- DIRECTIVE
Copy all of the material word for word, except for the pictures.

- ROWS
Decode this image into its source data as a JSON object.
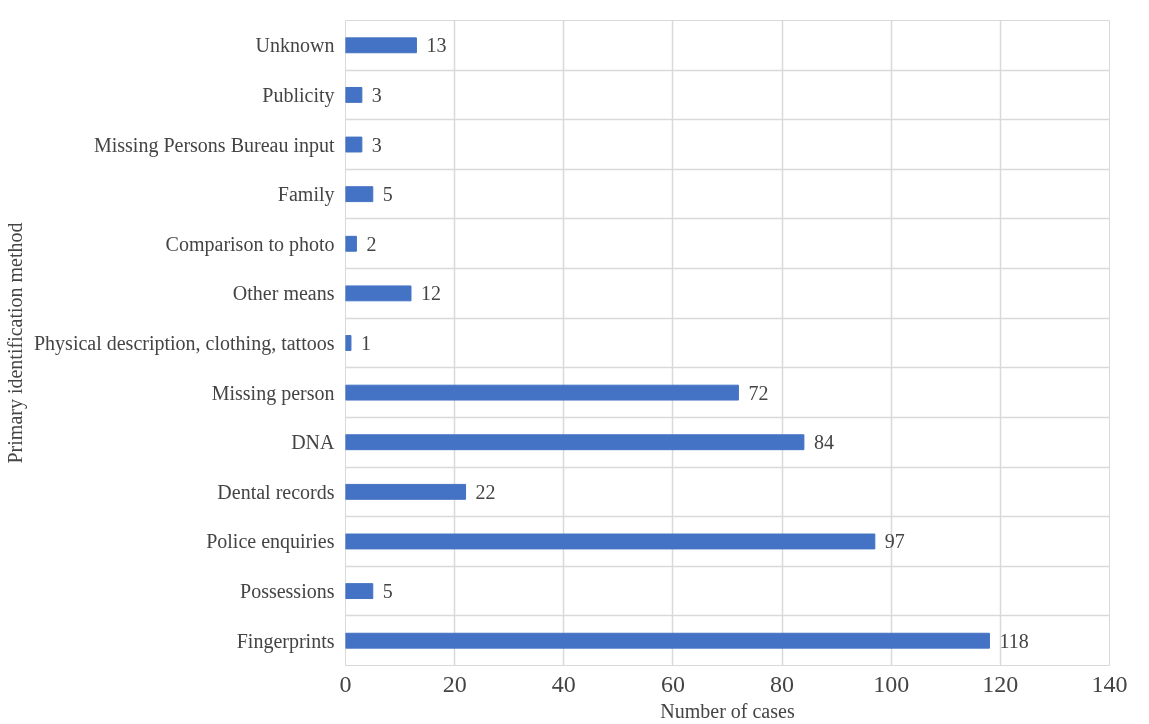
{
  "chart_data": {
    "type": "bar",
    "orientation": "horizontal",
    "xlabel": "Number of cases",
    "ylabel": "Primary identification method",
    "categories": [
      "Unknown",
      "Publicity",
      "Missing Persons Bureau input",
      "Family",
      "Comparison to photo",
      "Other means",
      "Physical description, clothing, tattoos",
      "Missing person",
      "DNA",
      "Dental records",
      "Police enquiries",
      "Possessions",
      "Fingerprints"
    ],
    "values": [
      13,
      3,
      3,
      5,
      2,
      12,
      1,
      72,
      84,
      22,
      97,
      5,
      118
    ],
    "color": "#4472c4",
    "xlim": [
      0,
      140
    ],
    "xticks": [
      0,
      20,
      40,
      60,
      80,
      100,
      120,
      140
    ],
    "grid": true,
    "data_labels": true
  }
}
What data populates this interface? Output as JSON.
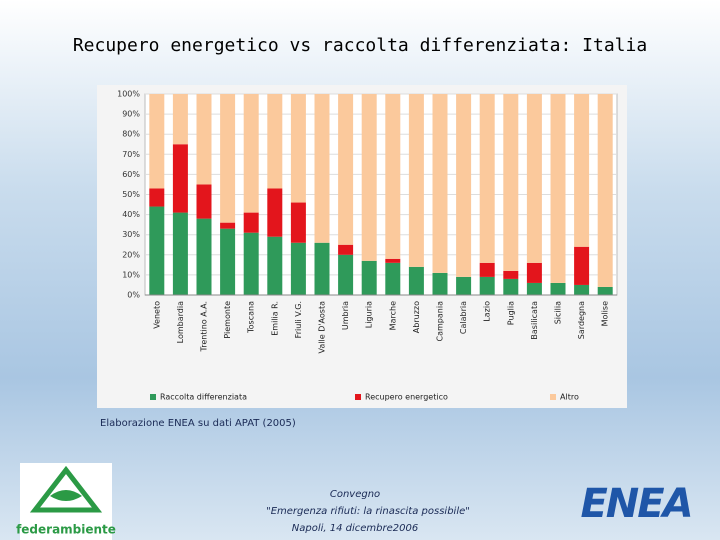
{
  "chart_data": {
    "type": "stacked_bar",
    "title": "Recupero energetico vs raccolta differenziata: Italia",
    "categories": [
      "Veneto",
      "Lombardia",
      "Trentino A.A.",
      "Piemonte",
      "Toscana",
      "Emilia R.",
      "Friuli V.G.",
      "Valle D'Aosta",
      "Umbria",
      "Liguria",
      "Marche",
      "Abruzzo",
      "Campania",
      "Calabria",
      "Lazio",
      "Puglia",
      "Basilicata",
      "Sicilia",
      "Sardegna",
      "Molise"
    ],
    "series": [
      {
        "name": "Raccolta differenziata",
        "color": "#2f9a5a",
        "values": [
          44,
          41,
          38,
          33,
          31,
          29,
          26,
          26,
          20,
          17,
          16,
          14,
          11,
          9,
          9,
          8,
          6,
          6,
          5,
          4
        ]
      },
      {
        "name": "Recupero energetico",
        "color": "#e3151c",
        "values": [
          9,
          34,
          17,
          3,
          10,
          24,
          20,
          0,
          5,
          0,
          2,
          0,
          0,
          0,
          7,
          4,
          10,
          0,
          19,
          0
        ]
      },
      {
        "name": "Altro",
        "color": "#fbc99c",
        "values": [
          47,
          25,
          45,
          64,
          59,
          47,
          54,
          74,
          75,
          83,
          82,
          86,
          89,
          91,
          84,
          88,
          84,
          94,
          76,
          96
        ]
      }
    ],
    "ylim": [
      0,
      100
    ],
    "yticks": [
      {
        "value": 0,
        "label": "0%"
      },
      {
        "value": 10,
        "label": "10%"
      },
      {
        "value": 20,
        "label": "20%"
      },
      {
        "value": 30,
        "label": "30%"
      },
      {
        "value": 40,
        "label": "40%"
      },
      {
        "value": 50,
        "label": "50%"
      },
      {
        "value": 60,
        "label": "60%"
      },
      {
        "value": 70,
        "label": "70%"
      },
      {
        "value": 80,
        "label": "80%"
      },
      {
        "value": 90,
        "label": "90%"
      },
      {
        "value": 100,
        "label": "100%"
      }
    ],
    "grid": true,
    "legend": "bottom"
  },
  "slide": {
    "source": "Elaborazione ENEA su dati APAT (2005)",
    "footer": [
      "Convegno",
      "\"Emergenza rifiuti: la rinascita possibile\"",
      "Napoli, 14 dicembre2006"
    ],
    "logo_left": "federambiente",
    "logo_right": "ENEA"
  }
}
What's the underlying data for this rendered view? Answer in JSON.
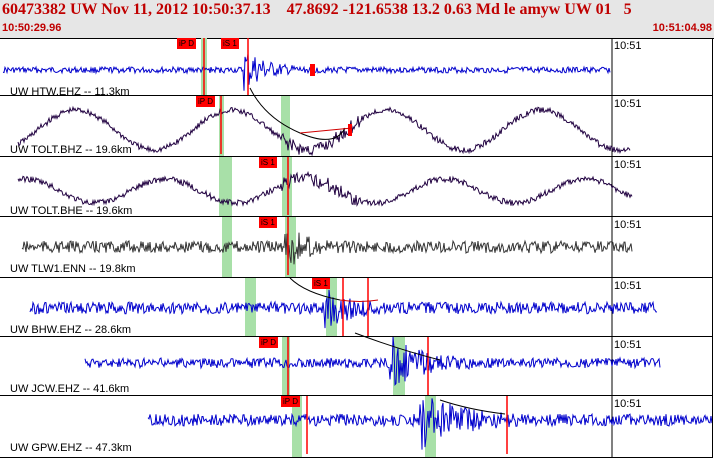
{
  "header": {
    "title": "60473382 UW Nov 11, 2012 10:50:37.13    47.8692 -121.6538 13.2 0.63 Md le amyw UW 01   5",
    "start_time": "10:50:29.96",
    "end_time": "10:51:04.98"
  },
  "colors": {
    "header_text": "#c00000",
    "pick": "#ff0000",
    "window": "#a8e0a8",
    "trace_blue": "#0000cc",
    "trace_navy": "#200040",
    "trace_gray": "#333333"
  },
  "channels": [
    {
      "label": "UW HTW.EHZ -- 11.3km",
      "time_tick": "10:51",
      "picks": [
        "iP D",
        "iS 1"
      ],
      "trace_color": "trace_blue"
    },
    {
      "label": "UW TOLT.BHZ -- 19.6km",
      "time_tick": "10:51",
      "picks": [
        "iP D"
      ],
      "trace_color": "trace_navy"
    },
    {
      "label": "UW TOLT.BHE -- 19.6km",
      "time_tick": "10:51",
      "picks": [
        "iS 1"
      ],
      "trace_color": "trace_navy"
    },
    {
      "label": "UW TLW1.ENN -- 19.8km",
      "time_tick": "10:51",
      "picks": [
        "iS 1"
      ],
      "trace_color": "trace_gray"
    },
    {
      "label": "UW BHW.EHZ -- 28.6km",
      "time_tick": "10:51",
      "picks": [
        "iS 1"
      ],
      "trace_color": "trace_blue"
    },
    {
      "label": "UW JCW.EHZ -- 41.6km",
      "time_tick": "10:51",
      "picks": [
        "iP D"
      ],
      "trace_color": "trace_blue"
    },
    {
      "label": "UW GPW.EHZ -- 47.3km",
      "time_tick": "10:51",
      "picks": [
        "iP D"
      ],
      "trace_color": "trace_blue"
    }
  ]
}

- TASK RESPONSE
Decode this image into its source data as a JSON object.
{
  "chart_data": {
    "type": "bar",
    "orientation": "horizontal",
    "xlabel": "Number of cases",
    "ylabel": "Primary identification method",
    "categories": [
      "Unknown",
      "Publicity",
      "Missing Persons Bureau input",
      "Family",
      "Comparison to photo",
      "Other means",
      "Physical description, clothing, tattoos",
      "Missing person",
      "DNA",
      "Dental records",
      "Police enquiries",
      "Possessions",
      "Fingerprints"
    ],
    "values": [
      13,
      3,
      3,
      5,
      2,
      12,
      1,
      72,
      84,
      22,
      97,
      5,
      118
    ],
    "color": "#4472c4",
    "xlim": [
      0,
      140
    ],
    "xticks": [
      0,
      20,
      40,
      60,
      80,
      100,
      120,
      140
    ],
    "grid": true,
    "data_labels": true
  }
}
What data populates this interface? Output as JSON.
{
  "chart_data": {
    "type": "stacked_bar",
    "title": "Recupero energetico vs raccolta differenziata: Italia",
    "categories": [
      "Veneto",
      "Lombardia",
      "Trentino A.A.",
      "Piemonte",
      "Toscana",
      "Emilia R.",
      "Friuli V.G.",
      "Valle D'Aosta",
      "Umbria",
      "Liguria",
      "Marche",
      "Abruzzo",
      "Campania",
      "Calabria",
      "Lazio",
      "Puglia",
      "Basilicata",
      "Sicilia",
      "Sardegna",
      "Molise"
    ],
    "series": [
      {
        "name": "Raccolta differenziata",
        "color": "#2f9a5a",
        "values": [
          44,
          41,
          38,
          33,
          31,
          29,
          26,
          26,
          20,
          17,
          16,
          14,
          11,
          9,
          9,
          8,
          6,
          6,
          5,
          4
        ]
      },
      {
        "name": "Recupero energetico",
        "color": "#e3151c",
        "values": [
          9,
          34,
          17,
          3,
          10,
          24,
          20,
          0,
          5,
          0,
          2,
          0,
          0,
          0,
          7,
          4,
          10,
          0,
          19,
          0
        ]
      },
      {
        "name": "Altro",
        "color": "#fbc99c",
        "values": [
          47,
          25,
          45,
          64,
          59,
          47,
          54,
          74,
          75,
          83,
          82,
          86,
          89,
          91,
          84,
          88,
          84,
          94,
          76,
          96
        ]
      }
    ],
    "ylim": [
      0,
      100
    ],
    "yticks": [
      {
        "value": 0,
        "label": "0%"
      },
      {
        "value": 10,
        "label": "10%"
      },
      {
        "value": 20,
        "label": "20%"
      },
      {
        "value": 30,
        "label": "30%"
      },
      {
        "value": 40,
        "label": "40%"
      },
      {
        "value": 50,
        "label": "50%"
      },
      {
        "value": 60,
        "label": "60%"
      },
      {
        "value": 70,
        "label": "70%"
      },
      {
        "value": 80,
        "label": "80%"
      },
      {
        "value": 90,
        "label": "90%"
      },
      {
        "value": 100,
        "label": "100%"
      }
    ],
    "grid": true,
    "legend": "bottom"
  },
  "slide": {
    "source": "Elaborazione ENEA su dati APAT (2005)",
    "footer": [
      "Convegno",
      "\"Emergenza rifiuti: la rinascita possibile\"",
      "Napoli, 14 dicembre2006"
    ],
    "logo_left": "federambiente",
    "logo_right": "ENEA"
  }
}
What's the underlying data for this rendered view? Answer in JSON.
{
  "header": {
    "title": "60473382 UW Nov 11, 2012 10:50:37.13    47.8692 -121.6538 13.2 0.63 Md le amyw UW 01   5",
    "start_time": "10:50:29.96",
    "end_time": "10:51:04.98"
  },
  "colors": {
    "header_text": "#c00000",
    "pick": "#ff0000",
    "window": "#a8e0a8",
    "trace_blue": "#0000cc",
    "trace_navy": "#200040",
    "trace_gray": "#333333"
  },
  "channels": [
    {
      "label": "UW HTW.EHZ -- 11.3km",
      "time_tick": "10:51",
      "picks": [
        "iP D",
        "iS 1"
      ],
      "trace_color": "trace_blue"
    },
    {
      "label": "UW TOLT.BHZ -- 19.6km",
      "time_tick": "10:51",
      "picks": [
        "iP D"
      ],
      "trace_color": "trace_navy"
    },
    {
      "label": "UW TOLT.BHE -- 19.6km",
      "time_tick": "10:51",
      "picks": [
        "iS 1"
      ],
      "trace_color": "trace_navy"
    },
    {
      "label": "UW TLW1.ENN -- 19.8km",
      "time_tick": "10:51",
      "picks": [
        "iS 1"
      ],
      "trace_color": "trace_gray"
    },
    {
      "label": "UW BHW.EHZ -- 28.6km",
      "time_tick": "10:51",
      "picks": [
        "iS 1"
      ],
      "trace_color": "trace_blue"
    },
    {
      "label": "UW JCW.EHZ -- 41.6km",
      "time_tick": "10:51",
      "picks": [
        "iP D"
      ],
      "trace_color": "trace_blue"
    },
    {
      "label": "UW GPW.EHZ -- 47.3km",
      "time_tick": "10:51",
      "picks": [
        "iP D"
      ],
      "trace_color": "trace_blue"
    }
  ]
}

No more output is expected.